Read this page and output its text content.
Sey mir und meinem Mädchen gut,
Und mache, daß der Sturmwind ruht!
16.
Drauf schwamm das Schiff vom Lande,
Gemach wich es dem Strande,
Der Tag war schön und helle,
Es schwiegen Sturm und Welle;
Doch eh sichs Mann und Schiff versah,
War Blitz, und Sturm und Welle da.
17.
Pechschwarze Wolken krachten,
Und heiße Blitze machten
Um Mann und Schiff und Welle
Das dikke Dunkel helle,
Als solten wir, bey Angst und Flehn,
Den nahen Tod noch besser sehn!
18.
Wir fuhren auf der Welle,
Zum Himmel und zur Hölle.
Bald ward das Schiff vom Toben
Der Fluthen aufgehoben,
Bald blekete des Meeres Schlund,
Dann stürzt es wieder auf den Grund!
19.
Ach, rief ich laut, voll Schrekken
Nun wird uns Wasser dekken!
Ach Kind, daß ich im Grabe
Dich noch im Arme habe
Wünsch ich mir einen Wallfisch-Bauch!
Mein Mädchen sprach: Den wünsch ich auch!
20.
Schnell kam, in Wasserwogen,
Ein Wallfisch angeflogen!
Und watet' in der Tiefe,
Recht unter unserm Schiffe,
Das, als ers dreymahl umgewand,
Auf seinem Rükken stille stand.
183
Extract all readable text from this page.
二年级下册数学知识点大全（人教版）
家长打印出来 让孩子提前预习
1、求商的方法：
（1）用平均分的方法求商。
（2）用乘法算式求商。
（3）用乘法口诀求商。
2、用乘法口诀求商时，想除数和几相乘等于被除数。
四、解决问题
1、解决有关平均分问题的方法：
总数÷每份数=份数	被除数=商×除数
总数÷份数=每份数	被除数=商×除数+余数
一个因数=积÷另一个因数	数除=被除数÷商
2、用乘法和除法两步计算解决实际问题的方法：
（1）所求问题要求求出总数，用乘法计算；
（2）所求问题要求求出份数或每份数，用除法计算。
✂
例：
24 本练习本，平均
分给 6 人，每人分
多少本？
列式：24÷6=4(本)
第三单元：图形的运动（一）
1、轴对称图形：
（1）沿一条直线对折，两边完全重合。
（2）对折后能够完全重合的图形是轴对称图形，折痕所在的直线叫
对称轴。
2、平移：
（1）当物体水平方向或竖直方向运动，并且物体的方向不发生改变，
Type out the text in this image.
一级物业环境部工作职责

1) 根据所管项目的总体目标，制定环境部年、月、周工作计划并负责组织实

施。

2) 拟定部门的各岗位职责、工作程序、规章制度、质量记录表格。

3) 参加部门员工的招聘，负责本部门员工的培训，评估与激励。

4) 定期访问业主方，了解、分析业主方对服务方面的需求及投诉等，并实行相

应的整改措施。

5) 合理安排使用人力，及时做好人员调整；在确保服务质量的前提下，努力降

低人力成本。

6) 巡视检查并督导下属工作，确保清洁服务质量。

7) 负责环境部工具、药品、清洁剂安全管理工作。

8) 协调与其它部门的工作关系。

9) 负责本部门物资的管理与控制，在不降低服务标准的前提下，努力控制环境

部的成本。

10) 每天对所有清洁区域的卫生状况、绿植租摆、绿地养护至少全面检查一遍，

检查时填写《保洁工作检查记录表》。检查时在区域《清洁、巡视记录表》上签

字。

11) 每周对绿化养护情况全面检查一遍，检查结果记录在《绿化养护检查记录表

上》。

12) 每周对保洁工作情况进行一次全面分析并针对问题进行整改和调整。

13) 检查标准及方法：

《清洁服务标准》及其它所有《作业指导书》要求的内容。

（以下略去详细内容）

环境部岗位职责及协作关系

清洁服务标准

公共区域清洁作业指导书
————
Write out the entries above word for word.

Read this page and output its text content.
Sey mir und meinem Mädchen gut,
Und mache, daß der Sturmwind ruht!
16.
Drauf schwamm das Schiff vom Lande,
Gemach wich es dem Strande,
Der Tag war schön und helle,
Es schwiegen Sturm und Welle;
Doch eh sichs Mann und Schiff versah,
War Blitz, und Sturm und Welle da.
17.
Pechschwarze Wolken krachten,
Und heiße Blitze machten
Um Mann und Schiff und Welle
Das dikke Dunkel helle,
Als solten wir, bey Angst und Flehn,
Den nahen Tod noch besser sehn!
18.
Wir fuhren auf der Welle,
Zum Himmel und zur Hölle.
Bald ward das Schiff vom Toben
Der Fluthen aufgehoben,
Bald blekete des Meeres Schlund,
Dann stürzt es wieder auf den Grund!
19.
Ach, rief ich laut, voll Schrekken
Nun wird uns Wasser dekken!
Ach Kind, daß ich im Grabe
Dich noch im Arme habe
Wünsch ich mir einen Wallfisch-Bauch!
Mein Mädchen sprach: Den wünsch ich auch!
20.
Schnell kam, in Wasserwogen,
Ein Wallfisch angeflogen!
Und watet' in der Tiefe,
Recht unter unserm Schiffe,
Das, als ers dreymahl umgewand,
Auf seinem Rükken stille stand.
183
Extract all readable text from this page.
二年级下册数学知识点大全（人教版）
家长打印出来 让孩子提前预习
1、求商的方法：
（1）用平均分的方法求商。
（2）用乘法算式求商。
（3）用乘法口诀求商。
2、用乘法口诀求商时，想除数和几相乘等于被除数。
四、解决问题
1、解决有关平均分问题的方法：
总数÷每份数=份数	被除数=商×除数
总数÷份数=每份数	被除数=商×除数+余数
一个因数=积÷另一个因数	数除=被除数÷商
2、用乘法和除法两步计算解决实际问题的方法：
（1）所求问题要求求出总数，用乘法计算；
（2）所求问题要求求出份数或每份数，用除法计算。
✂
例：
24 本练习本，平均
分给 6 人，每人分
多少本？
列式：24÷6=4(本)
第三单元：图形的运动（一）
1、轴对称图形：
（1）沿一条直线对折，两边完全重合。
（2）对折后能够完全重合的图形是轴对称图形，折痕所在的直线叫
对称轴。
2、平移：
（1）当物体水平方向或竖直方向运动，并且物体的方向不发生改变，
Type out the text in this image.
一级物业环境部工作职责

1) 根据所管项目的总体目标，制定环境部年、月、周工作计划并负责组织实

施。

2) 拟定部门的各岗位职责、工作程序、规章制度、质量记录表格。

3) 参加部门员工的招聘，负责本部门员工的培训，评估与激励。

4) 定期访问业主方，了解、分析业主方对服务方面的需求及投诉等，并实行相

应的整改措施。

5) 合理安排使用人力，及时做好人员调整；在确保服务质量的前提下，努力降

低人力成本。

6) 巡视检查并督导下属工作，确保清洁服务质量。

7) 负责环境部工具、药品、清洁剂安全管理工作。

8) 协调与其它部门的工作关系。

9) 负责本部门物资的管理与控制，在不降低服务标准的前提下，努力控制环境

部的成本。

10) 每天对所有清洁区域的卫生状况、绿植租摆、绿地养护至少全面检查一遍，

检查时填写《保洁工作检查记录表》。检查时在区域《清洁、巡视记录表》上签

字。

11) 每周对绿化养护情况全面检查一遍，检查结果记录在《绿化养护检查记录表

上》。

12) 每周对保洁工作情况进行一次全面分析并针对问题进行整改和调整。

13) 检查标准及方法：

《清洁服务标准》及其它所有《作业指导书》要求的内容。

（以下略去详细内容）

环境部岗位职责及协作关系

清洁服务标准

公共区域清洁作业指导书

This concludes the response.